### Work instructions
Using the book review below, explain why so few of the documents are in Czech or Slovak.

### Passage
»»
Jan RychlÖk, Thomas D. Marzik, Miroslav Bielik, eds. R.W. Seton-Watson and His Relations with the Czechs and Slovaks: Documents 1906-1951/ R.W. Seton-Watson a jeho vztahy k CechÖ¹m a SlovÖ¡kÖ¹m: dokumenty 1906-1951. Praha: Ustav T.G. Masaryka; Martin: Matica slovenskÖ¡, 1995. 648 + 241 pp. ISBN 978-80-901478-9-8.
Reviewed by James Ramon Felak (University of Washington)
Published on HABSBURG (March, 1998)
Racial Problems in Central Europe: R. W. Seton-Watson and the Czechs, Slovaks, and Magyars
Thanks to the initiative of Christopher Seton-Watson and the efforts of Professors Rychlik, Marzik and Bielik, students of Czech and Slovak history now have a collection of documents pertaining to R. W. Seton-Watson that both parallels and surpasses earlier collections on his relations with Yugoslavia and Romania from the previous two decades.
Volume one of this project includes, in both English and Slovak, a fifty-page essay by Christopher Seton-Watson surveying the life of his father as it pertained to Czechoslovakia and its people. Thereafter follow 228 documents of various sorts, covering 539 pages. Volume two consists of a detailed listing of the documents, name and place indexes, a bibliography of Seton-Watson's main works pertaining to Czechs and Slovaks, and the brief itineraries of the twenty-two visits that he made to Central and Eastern Europe during the course of his life. Co-sponsored by the T. G. Masaryk Institute in Prague and the Matica slovenska in Martin, R. W. Seton-Watson and His Relations with the Czechs and Slovaks provides valuable insight into both Seton-Watson himself and into the history of Slovaks and Czechs during a number of key periods of their respective histories.
The documents range from brief letters of a few lines to memoranda as long as seventeen pages. The overwhelming majority (p. 170) are in English, with around fifty in German and just a handful in Czech and Slovak, languages of which Seton-Watson had only a passive knowledge and in which very few Czechs and Slovaks wrote to him. Chronologically considered, fifty-three documents pertain to the pre-World War I period, thirty-one to the time of the First World War, ninety-seven to the time of the First Republic, thirty-seven to the period from the Munich Agreement through the Second World War, and eight to the period after World War II. Although a few of the documents have been published elsewhere, the overwhelming majority appear for the first time in print. Most of them (more than 150) come from the R. W. Seton-Watson Papers at the School of Slavonic and East European Studies in London. In addition, the holdings of the Literary Archive of the Matica slovenska, the Slovak National Archive, the Archive of the Institute of the T. G. Masaryk Institute, and the Archive of the National Museum in Prague were sources of Seton-Watson's correspondence with Czech and Slovak political, cultural, and intellectual elites.
««
### Material
»»
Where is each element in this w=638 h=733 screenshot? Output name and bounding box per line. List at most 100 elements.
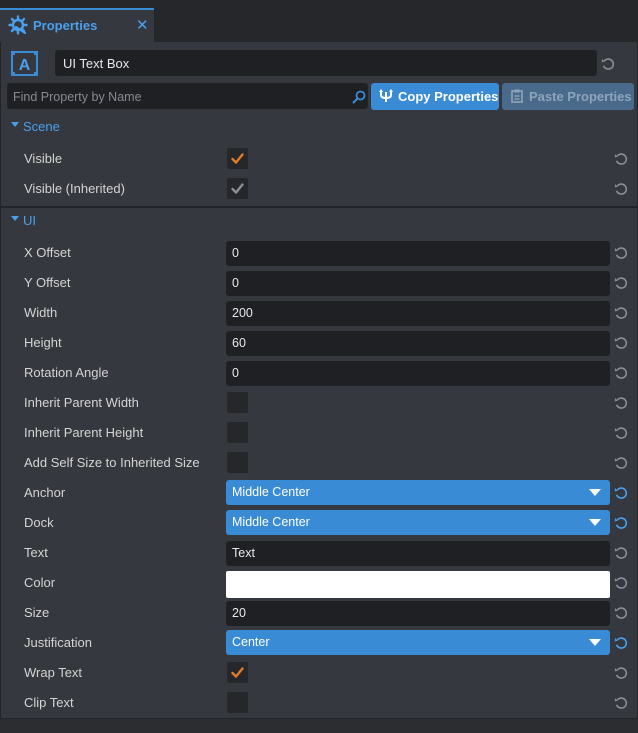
visible-checkbox[interactable] xyxy=(227,148,248,169)
property-row-wrap-text: Wrap Text xyxy=(0,658,638,688)
property-label: X Offset xyxy=(24,245,71,260)
property-label: Inherit Parent Width xyxy=(24,395,139,410)
reset-icon[interactable] xyxy=(614,666,628,680)
property-row-rotation-angle: Rotation Angle 0 xyxy=(0,358,638,388)
reset-icon[interactable] xyxy=(614,306,628,320)
copy-properties-button[interactable]: Copy Properties xyxy=(371,83,499,110)
property-label: Justification xyxy=(24,635,92,650)
y-offset-input[interactable]: 0 xyxy=(226,271,610,296)
reset-icon[interactable] xyxy=(614,152,628,166)
chevron-down-icon xyxy=(11,216,19,221)
property-row-x-offset: X Offset 0 xyxy=(0,238,638,268)
reset-icon[interactable] xyxy=(614,276,628,290)
reset-icon[interactable] xyxy=(614,576,628,590)
width-input[interactable]: 200 xyxy=(226,301,610,326)
visible-inherited-checkbox xyxy=(227,178,248,199)
reset-icon[interactable] xyxy=(614,366,628,380)
chevron-down-icon xyxy=(589,489,601,496)
rotation-angle-input[interactable]: 0 xyxy=(226,361,610,386)
property-label: Color xyxy=(24,575,56,590)
height-input[interactable]: 60 xyxy=(226,331,610,356)
tab-label: Properties xyxy=(33,18,98,33)
section-ui-label: UI xyxy=(23,213,36,228)
property-row-color: Color xyxy=(0,568,638,598)
chevron-down-icon xyxy=(589,519,601,526)
property-label: Anchor xyxy=(24,485,66,500)
property-label: Clip Text xyxy=(24,695,74,710)
property-row-height: Height 60 xyxy=(0,328,638,358)
property-row-width: Width 200 xyxy=(0,298,638,328)
search-input[interactable] xyxy=(13,88,343,106)
reset-icon[interactable] xyxy=(614,246,628,260)
copy-properties-label: Copy Properties xyxy=(398,89,499,104)
clip-text-checkbox[interactable] xyxy=(227,692,248,713)
property-row-inherit-parent-height: Inherit Parent Height xyxy=(0,418,638,448)
text-input[interactable]: Text xyxy=(226,541,610,566)
property-label: Visible xyxy=(24,151,63,166)
property-row-visible: Visible xyxy=(0,144,638,174)
dropdown-value: Middle Center xyxy=(232,485,310,499)
x-offset-input[interactable]: 0 xyxy=(226,241,610,266)
property-label: Height xyxy=(24,335,62,350)
paste-properties-button[interactable]: Paste Properties xyxy=(502,83,634,110)
gear-cog-icon xyxy=(8,15,28,35)
size-input[interactable]: 20 xyxy=(226,601,610,626)
property-row-inherit-parent-width: Inherit Parent Width xyxy=(0,388,638,418)
reset-icon[interactable] xyxy=(614,426,628,440)
reset-icon[interactable] xyxy=(614,336,628,350)
reset-icon[interactable] xyxy=(614,486,628,500)
reset-icon[interactable] xyxy=(601,57,615,71)
property-label: Size xyxy=(24,605,50,620)
section-ui[interactable]: UI xyxy=(0,208,638,234)
search-icon[interactable] xyxy=(352,90,366,104)
property-row-size: Size 20 xyxy=(0,598,638,628)
tab-properties[interactable]: Properties ✕ xyxy=(0,8,154,42)
reset-icon[interactable] xyxy=(614,636,628,650)
reset-icon[interactable] xyxy=(614,182,628,196)
close-icon[interactable]: ✕ xyxy=(136,16,149,34)
reset-icon[interactable] xyxy=(614,546,628,560)
paste-properties-label: Paste Properties xyxy=(529,89,632,104)
property-label: Text xyxy=(24,545,48,560)
reset-icon[interactable] xyxy=(614,516,628,530)
dropdown-value: Middle Center xyxy=(232,515,310,529)
dock-dropdown[interactable]: Middle Center xyxy=(226,510,610,535)
property-label: Wrap Text xyxy=(24,665,83,680)
property-row-y-offset: Y Offset 0 xyxy=(0,268,638,298)
chevron-down-icon xyxy=(11,122,19,127)
copy-properties-icon xyxy=(379,89,393,102)
property-row-text: Text Text xyxy=(0,538,638,568)
property-row-add-self-size-to-inherited-size: Add Self Size to Inherited Size xyxy=(0,448,638,478)
property-row-dock: Dock Middle Center xyxy=(0,508,638,538)
color-swatch[interactable] xyxy=(226,571,610,598)
object-name-field[interactable]: UI Text Box xyxy=(55,50,597,76)
reset-icon[interactable] xyxy=(614,696,628,710)
tab-bar: Properties ✕ xyxy=(0,0,638,42)
reset-icon[interactable] xyxy=(614,606,628,620)
checkmark-icon xyxy=(231,183,244,194)
property-label: Visible (Inherited) xyxy=(24,181,125,196)
justification-dropdown[interactable]: Center xyxy=(226,630,610,655)
checkmark-icon xyxy=(231,667,244,678)
section-scene-label: Scene xyxy=(23,119,60,134)
inherit-parent-width-checkbox[interactable] xyxy=(227,392,248,413)
dropdown-value: Center xyxy=(232,635,270,649)
property-label: Dock xyxy=(24,515,54,530)
property-row-visible-inherited: Visible (Inherited) xyxy=(0,174,638,204)
property-row-clip-text: Clip Text xyxy=(0,688,638,718)
reset-icon[interactable] xyxy=(614,456,628,470)
property-label: Add Self Size to Inherited Size xyxy=(24,455,200,470)
add-self-size-to-inherited-size-checkbox[interactable] xyxy=(227,452,248,473)
reset-icon[interactable] xyxy=(614,396,628,410)
property-row-anchor: Anchor Middle Center xyxy=(0,478,638,508)
section-scene[interactable]: Scene xyxy=(0,114,638,140)
anchor-dropdown[interactable]: Middle Center xyxy=(226,480,610,505)
property-row-justification: Justification Center xyxy=(0,628,638,658)
property-label: Width xyxy=(24,305,58,320)
ui-text-icon-letter: A xyxy=(19,57,31,74)
chevron-down-icon xyxy=(589,639,601,646)
property-label: Inherit Parent Height xyxy=(24,425,144,440)
wrap-text-checkbox[interactable] xyxy=(227,662,248,683)
property-search[interactable] xyxy=(7,83,368,109)
inherit-parent-height-checkbox[interactable] xyxy=(227,422,248,443)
««
### Answer for the task
Only a handful of the documents are in Czech or Slovak because Seton-Watson had only a passive knowledge of those languages. Very few Czechs and Slovaks wrote to him in them.